Given task ▸ Restate the whole of the material. Keep every word, and drop the pictures.

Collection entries
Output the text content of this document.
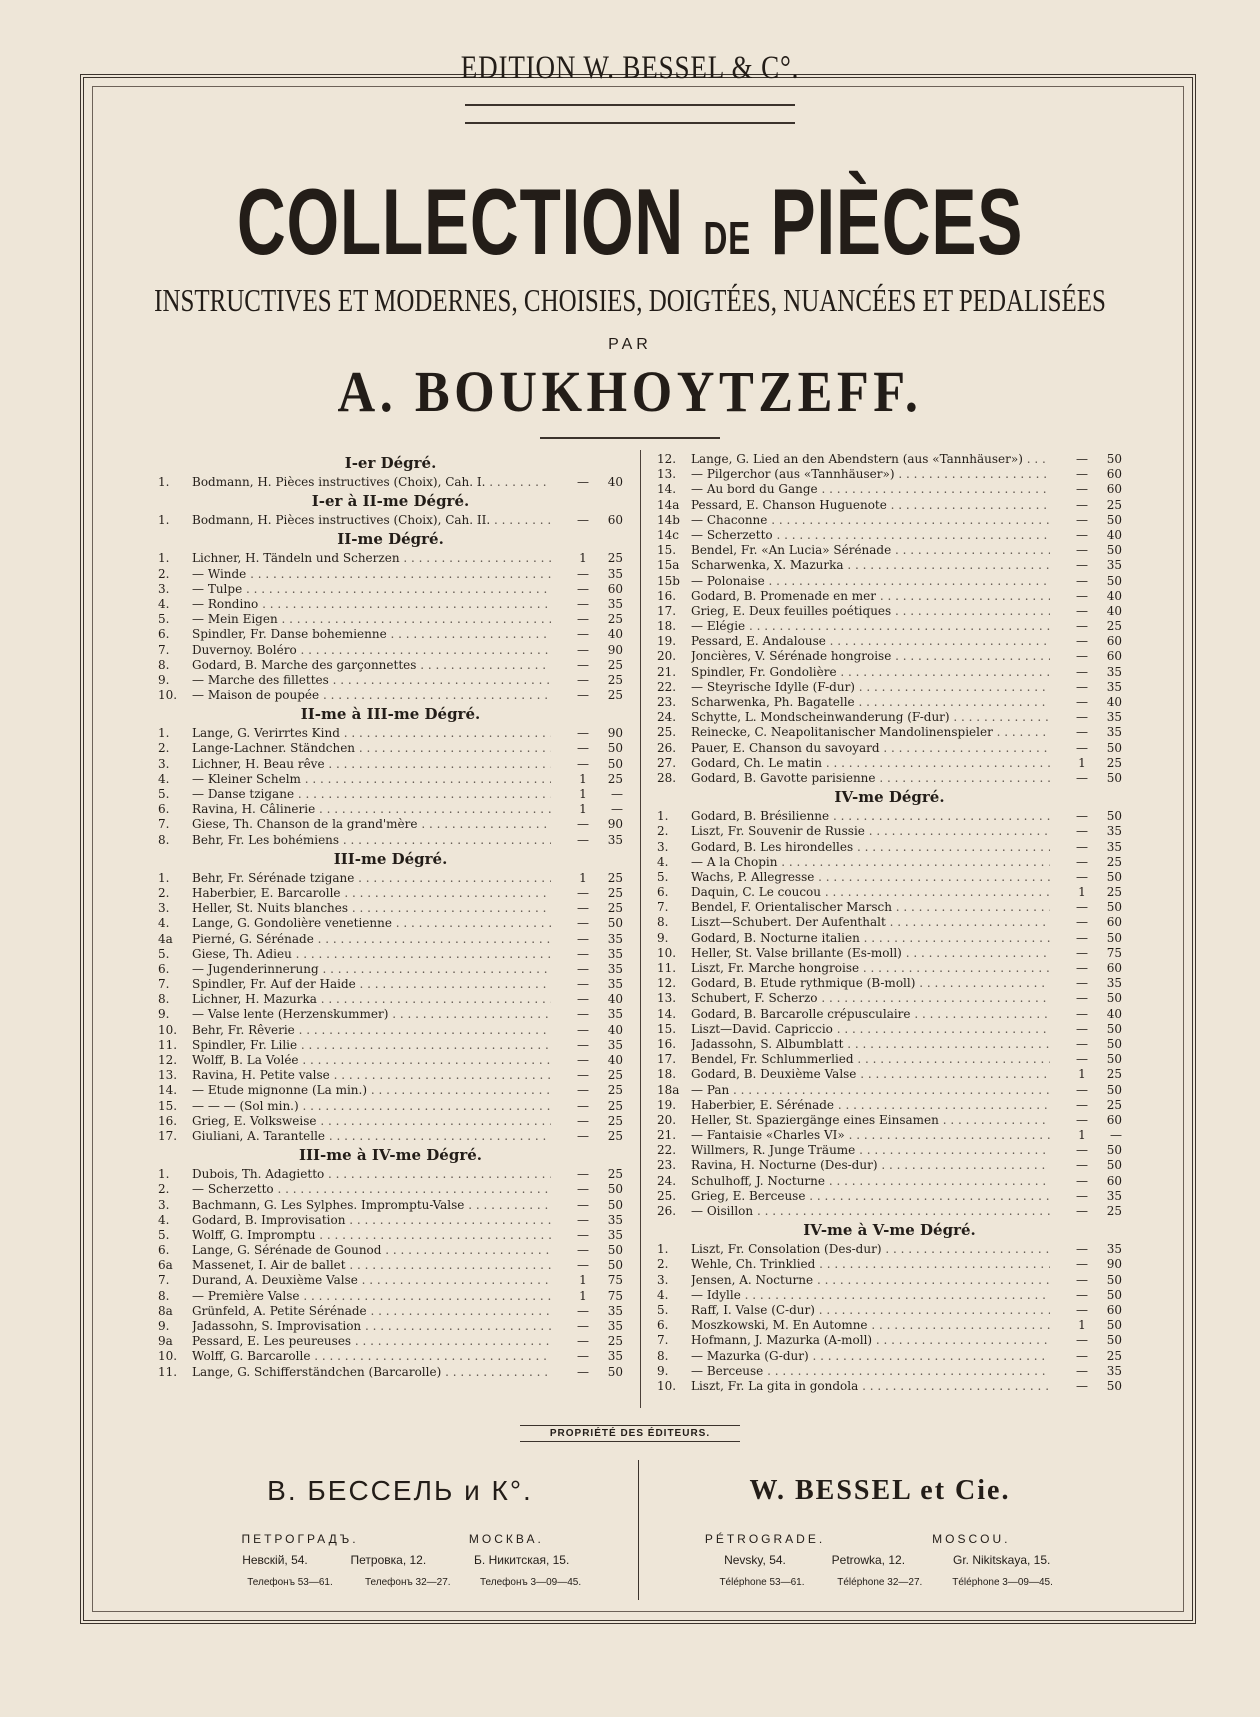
EDITION W. BESSEL & C°.
COLLECTION DE PIÈCES
INSTRUCTIVES ET MODERNES, CHOISIES, DOIGTÉES, NUANCÉES ET PEDALISÉES
PAR
A. BOUKHOYTZEFF.
I-er Dégré.
1.	Bodmann, H. Pièces instructives (Choix), Cah. I. . . .	—	40
I-er à II-me Dégré.
1.	Bodmann, H. Pièces instructives (Choix), Cah. II. . . .	—	60
II-me Dégré.
1.	Lichner, H. Tändeln und Scherzen . . .	1	25
2.	— Winde . . .	—	35
3.	— Tulpe . . .	—	60
4.	— Rondino . . .	—	35
5.	— Mein Eigen . . .	—	25
6.	Spindler, Fr. Danse bohemienne . . .	—	40
7.	Duvernoy. Boléro . . .	—	90
8.	Godard, B. Marche des garçonnettes . . .	—	25
9.	— Marche des fillettes . . .	—	25
10.	— Maison de poupée . . .	—	25
II-me à III-me Dégré.
1.	Lange, G. Verirrtes Kind . . .	—	90
2.	Lange-Lachner. Ständchen . . .	—	50
3.	Lichner, H. Beau rêve . . .	—	50
4.	— Kleiner Schelm . . .	1	25
5.	— Danse tzigane . . .	1	—
6.	Ravina, H. Câlinerie . . .	1	—
7.	Giese, Th. Chanson de la grand'mère . . .	—	90
8.	Behr, Fr. Les bohémiens . . .	—	35
III-me Dégré.
1.	Behr, Fr. Sérénade tzigane . . .	1	25
2.	Haberbier, E. Barcarolle . . .	—	25
3.	Heller, St. Nuits blanches . . .	—	25
4.	Lange, G. Gondolière venetienne . . .	—	50
4a	Pierné, G. Sérénade . . .	—	35
5.	Giese, Th. Adieu . . .	—	35
6.	— Jugenderinnerung . . .	—	35
7.	Spindler, Fr. Auf der Haide . . .	—	35
8.	Lichner, H. Mazurka . . .	—	40
9.	— Valse lente (Herzenskummer) . . .	—	35
10.	Behr, Fr. Rêverie . . .	—	40
11.	Spindler, Fr. Lilie . . .	—	35
12.	Wolff, B. La Volée . . .	—	40
13.	Ravina, H. Petite valse . . .	—	25
14.	— Etude mignonne (La min.) . . .	—	25
15.	— — — (Sol min.) . . .	—	25
16.	Grieg, E. Volksweise . . .	—	25
17.	Giuliani, A. Tarantelle . . .	—	25
III-me à IV-me Dégré.
1.	Dubois, Th. Adagietto . . .	—	25
2.	— Scherzetto . . .	—	50
3.	Bachmann, G. Les Sylphes. Impromptu-Valse . . .	—	50
4.	Godard, B. Improvisation . . .	—	35
5.	Wolff, G. Impromptu . . .	—	35
6.	Lange, G. Sérénade de Gounod . . .	—	50
6a	Massenet, I. Air de ballet . . .	—	50
7.	Durand, A. Deuxième Valse . . .	1	75
8.	— Première Valse . . .	1	75
8a	Grünfeld, A. Petite Sérénade . . .	—	35
9.	Jadassohn, S. Improvisation . . .	—	35
9a	Pessard, E. Les peureuses . . .	—	25
10.	Wolff, G. Barcarolle . . .	—	35
11.	Lange, G. Schifferständchen (Barcarolle) . . .	—	50
12.	Lange, G. Lied an den Abendstern (aus «Tannhäuser») . . .	—	50
13.	— Pilgerchor (aus «Tannhäuser») . . .	—	60
14.	— Au bord du Gange . . .	—	60
14a Pessard, E. Chanson Huguenote . . .	—	25
14b — Chaconne . . .	—	50
14c	— Scherzetto . . .	—	40
15.	Bendel, Fr. «An Lucia» Sérénade . . .	—	50
15a Scharwenka, X. Mazurka . . .	—	35
15b — Polonaise . . .	—	50
16.	Godard, B. Promenade en mer . . .	—	40
17.	Grieg, E. Deux feuilles poétiques . . .	—	40
18.	— Elégie . . .	—	25
19.	Pessard, E. Andalouse . . .	—	60
20.	Joncières, V. Sérénade hongroise . . .	—	60
21.	Spindler, Fr. Gondolière . . .	—	35
22.	— Steyrische Idylle (F-dur) . . .	—	35
23.	Scharwenka, Ph. Bagatelle . . .	—	40
24.	Schytte, L. Mondscheinwanderung (F-dur) . . .	—	35
25.	Reinecke, C. Neapolitanischer Mandolinenspieler . . .	—	35
26.	Pauer, E. Chanson du savoyard . . .	—	50
27.	Godard, Ch. Le matin . . .	1	25
28.	Godard, B. Gavotte parisienne . . .	—	50
IV-me Dégré.
1.	Godard, B. Brésilienne . . .	—	50
2.	Liszt, Fr. Souvenir de Russie . . .	—	35
3.	Godard, B. Les hirondelles . . .	—	35
4.	— A la Chopin . . .	—	25
5.	Wachs, P. Allegresse . . .	—	50
6.	Daquin, C. Le coucou . . .	1	25
7.	Bendel, F. Orientalischer Marsch . . .	—	50
8.	Liszt—Schubert. Der Aufenthalt . . .	—	60
9.	Godard, B. Nocturne italien . . .	—	50
10.	Heller, St. Valse brillante (Es-moll) . . .	—	75
11.	Liszt, Fr. Marche hongroise . . .	—	60
12.	Godard, B. Etude rythmique (B-moll) . . .	—	35
13.	Schubert, F. Scherzo . . .	—	50
14.	Godard, B. Barcarolle crépusculaire . . .	—	40
15.	Liszt—David. Capriccio . . .	—	50
16.	Jadassohn, S. Albumblatt . . .	—	50
17.	Bendel, Fr. Schlummerlied . . .	—	50
18.	Godard, B. Deuxième Valse . . .	1	25
18a — Pan . . .	—	50
19.	Haberbier, E. Sérénade . . .	—	25
20.	Heller, St. Spaziergänge eines Einsamen . . .	—	60
21.	— Fantaisie «Charles VI» . . .	1	—
22.	Willmers, R. Junge Träume . . .	—	50
23.	Ravina, H. Nocturne (Des-dur) . . .	—	50
24.	Schulhoff, J. Nocturne . . .	—	60
25.	Grieg, E. Berceuse . . .	—	35
26.	— Oisillon . . .	—	25
IV-me à V-me Dégré.
1.	Liszt, Fr. Consolation (Des-dur) . . .	—	35
2.	Wehle, Ch. Trinklied . . .	—	90
3.	Jensen, A. Nocturne . . .	—	50
4.	— Idylle . . .	—	50
5.	Raff, I. Valse (C-dur) . . .	—	60
6.	Moszkowski, M. En Automne . . .	1	50
7.	Hofmann, J. Mazurka (A-moll) . . .	—	50
8.	— Mazurka (G-dur) . . .	—	25
9.	— Berceuse . . .	—	35
10.	Liszt, Fr. La gita in gondola . . .	—	50
PROPRIÉTÉ DES ÉDITEURS.
В. БЕССЕЛЬ и К°.	W. BESSEL et Cie.
ПЕТРОГРАДЪ.	МОСКВА.
Невскій, 54.	Петровка, 12.	Б. Никитская, 15.
Телефонъ 53—61.	Телефонъ 32—27.	Телефонъ 3—09—45.
PÉTROGRADE.	MOSCOU.
Nevsky, 54.	Petrowka, 12.	Gr. Nikitskaya, 15.
Téléphone 53—61.	Téléphone 32—27.	Téléphone 3—09—45.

Response for this exercise ▸
Output the text content of this document.
EDITION W. BESSEL & C°.
COLLECTION DE PIÈCES
INSTRUCTIVES ET MODERNES, CHOISIES, DOIGTÉES, NUANCÉES ET PEDALISÉES
PAR
A. BOUKHOYTZEFF.
I-er Dégré.
1.	Bodmann, H. Pièces instructives (Choix), Cah. I. . . .	—	40
I-er à II-me Dégré.
1.	Bodmann, H. Pièces instructives (Choix), Cah. II. . . .	—	60
II-me Dégré.
1.	Lichner, H. Tändeln und Scherzen . . .	1	25
2.	— Winde . . .	—	35
3.	— Tulpe . . .	—	60
4.	— Rondino . . .	—	35
5.	— Mein Eigen . . .	—	25
6.	Spindler, Fr. Danse bohemienne . . .	—	40
7.	Duvernoy. Boléro . . .	—	90
8.	Godard, B. Marche des garçonnettes . . .	—	25
9.	— Marche des fillettes . . .	—	25
10.	— Maison de poupée . . .	—	25
II-me à III-me Dégré.
1.	Lange, G. Verirrtes Kind . . .	—	90
2.	Lange-Lachner. Ständchen . . .	—	50
3.	Lichner, H. Beau rêve . . .	—	50
4.	— Kleiner Schelm . . .	1	25
5.	— Danse tzigane . . .	1	—
6.	Ravina, H. Câlinerie . . .	1	—
7.	Giese, Th. Chanson de la grand'mère . . .	—	90
8.	Behr, Fr. Les bohémiens . . .	—	35
III-me Dégré.
1.	Behr, Fr. Sérénade tzigane . . .	1	25
2.	Haberbier, E. Barcarolle . . .	—	25
3.	Heller, St. Nuits blanches . . .	—	25
4.	Lange, G. Gondolière venetienne . . .	—	50
4a	Pierné, G. Sérénade . . .	—	35
5.	Giese, Th. Adieu . . .	—	35
6.	— Jugenderinnerung . . .	—	35
7.	Spindler, Fr. Auf der Haide . . .	—	35
8.	Lichner, H. Mazurka . . .	—	40
9.	— Valse lente (Herzenskummer) . . .	—	35
10.	Behr, Fr. Rêverie . . .	—	40
11.	Spindler, Fr. Lilie . . .	—	35
12.	Wolff, B. La Volée . . .	—	40
13.	Ravina, H. Petite valse . . .	—	25
14.	— Etude mignonne (La min.) . . .	—	25
15.	— — — (Sol min.) . . .	—	25
16.	Grieg, E. Volksweise . . .	—	25
17.	Giuliani, A. Tarantelle . . .	—	25
III-me à IV-me Dégré.
1.	Dubois, Th. Adagietto . . .	—	25
2.	— Scherzetto . . .	—	50
3.	Bachmann, G. Les Sylphes. Impromptu-Valse . . .	—	50
4.	Godard, B. Improvisation . . .	—	35
5.	Wolff, G. Impromptu . . .	—	35
6.	Lange, G. Sérénade de Gounod . . .	—	50
6a	Massenet, I. Air de ballet . . .	—	50
7.	Durand, A. Deuxième Valse . . .	1	75
8.	— Première Valse . . .	1	75
8a	Grünfeld, A. Petite Sérénade . . .	—	35
9.	Jadassohn, S. Improvisation . . .	—	35
9a	Pessard, E. Les peureuses . . .	—	25
10.	Wolff, G. Barcarolle . . .	—	35
11.	Lange, G. Schifferständchen (Barcarolle) . . .	—	50
12.	Lange, G. Lied an den Abendstern (aus «Tannhäuser») . . .	—	50
13.	— Pilgerchor (aus «Tannhäuser») . . .	—	60
14.	— Au bord du Gange . . .	—	60
14a Pessard, E. Chanson Huguenote . . .	—	25
14b — Chaconne . . .	—	50
14c	— Scherzetto . . .	—	40
15.	Bendel, Fr. «An Lucia» Sérénade . . .	—	50
15a Scharwenka, X. Mazurka . . .	—	35
15b — Polonaise . . .	—	50
16.	Godard, B. Promenade en mer . . .	—	40
17.	Grieg, E. Deux feuilles poétiques . . .	—	40
18.	— Elégie . . .	—	25
19.	Pessard, E. Andalouse . . .	—	60
20.	Joncières, V. Sérénade hongroise . . .	—	60
21.	Spindler, Fr. Gondolière . . .	—	35
22.	— Steyrische Idylle (F-dur) . . .	—	35
23.	Scharwenka, Ph. Bagatelle . . .	—	40
24.	Schytte, L. Mondscheinwanderung (F-dur) . . .	—	35
25.	Reinecke, C. Neapolitanischer Mandolinenspieler . . .	—	35
26.	Pauer, E. Chanson du savoyard . . .	—	50
27.	Godard, Ch. Le matin . . .	1	25
28.	Godard, B. Gavotte parisienne . . .	—	50
IV-me Dégré.
1.	Godard, B. Brésilienne . . .	—	50
2.	Liszt, Fr. Souvenir de Russie . . .	—	35
3.	Godard, B. Les hirondelles . . .	—	35
4.	— A la Chopin . . .	—	25
5.	Wachs, P. Allegresse . . .	—	50
6.	Daquin, C. Le coucou . . .	1	25
7.	Bendel, F. Orientalischer Marsch . . .	—	50
8.	Liszt—Schubert. Der Aufenthalt . . .	—	60
9.	Godard, B. Nocturne italien . . .	—	50
10.	Heller, St. Valse brillante (Es-moll) . . .	—	75
11.	Liszt, Fr. Marche hongroise . . .	—	60
12.	Godard, B. Etude rythmique (B-moll) . . .	—	35
13.	Schubert, F. Scherzo . . .	—	50
14.	Godard, B. Barcarolle crépusculaire . . .	—	40
15.	Liszt—David. Capriccio . . .	—	50
16.	Jadassohn, S. Albumblatt . . .	—	50
17.	Bendel, Fr. Schlummerlied . . .	—	50
18.	Godard, B. Deuxième Valse . . .	1	25
18a — Pan . . .	—	50
19.	Haberbier, E. Sérénade . . .	—	25
20.	Heller, St. Spaziergänge eines Einsamen . . .	—	60
21.	— Fantaisie «Charles VI» . . .	1	—
22.	Willmers, R. Junge Träume . . .	—	50
23.	Ravina, H. Nocturne (Des-dur) . . .	—	50
24.	Schulhoff, J. Nocturne . . .	—	60
25.	Grieg, E. Berceuse . . .	—	35
26.	— Oisillon . . .	—	25
IV-me à V-me Dégré.
1.	Liszt, Fr. Consolation (Des-dur) . . .	—	35
2.	Wehle, Ch. Trinklied . . .	—	90
3.	Jensen, A. Nocturne . . .	—	50
4.	— Idylle . . .	—	50
5.	Raff, I. Valse (C-dur) . . .	—	60
6.	Moszkowski, M. En Automne . . .	1	50
7.	Hofmann, J. Mazurka (A-moll) . . .	—	50
8.	— Mazurka (G-dur) . . .	—	25
9.	— Berceuse . . .	—	35
10.	Liszt, Fr. La gita in gondola . . .	—	50
PROPRIÉTÉ DES ÉDITEURS.
В. БЕССЕЛЬ и К°.	W. BESSEL et Cie.
ПЕТРОГРАДЪ.	МОСКВА.
Невскій, 54.	Петровка, 12.	Б. Никитская, 15.
Телефонъ 53—61.	Телефонъ 32—27.	Телефонъ 3—09—45.
PÉTROGRADE.	MOSCOU.
Nevsky, 54.	Petrowka, 12.	Gr. Nikitskaya, 15.
Téléphone 53—61.	Téléphone 32—27.	Téléphone 3—09—45.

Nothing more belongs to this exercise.